--- Start of Extracted information ---

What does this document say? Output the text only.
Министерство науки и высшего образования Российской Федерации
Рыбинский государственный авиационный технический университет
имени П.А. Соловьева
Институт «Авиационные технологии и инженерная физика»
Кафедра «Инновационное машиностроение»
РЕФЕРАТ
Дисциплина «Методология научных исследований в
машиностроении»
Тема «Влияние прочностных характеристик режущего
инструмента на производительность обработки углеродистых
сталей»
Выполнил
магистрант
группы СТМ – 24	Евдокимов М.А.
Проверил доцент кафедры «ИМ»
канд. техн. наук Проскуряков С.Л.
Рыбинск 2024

--- End of Extracted information ---

Directive:
Type out the entries again, word for word.

Result of this task:
What does this document say? Output the text only.
Министерство науки и высшего образования Российской Федерации
Рыбинский государственный авиационный технический университет
имени П.А. Соловьева
Институт «Авиационные технологии и инженерная физика»
Кафедра «Инновационное машиностроение»
РЕФЕРАТ
Дисциплина «Методология научных исследований в
машиностроении»
Тема «Влияние прочностных характеристик режущего
инструмента на производительность обработки углеродистых
сталей»
Выполнил
магистрант
группы СТМ – 24	Евдокимов М.А.
Проверил доцент кафедры «ИМ»
канд. техн. наук Проскуряков С.Л.
Рыбинск 2024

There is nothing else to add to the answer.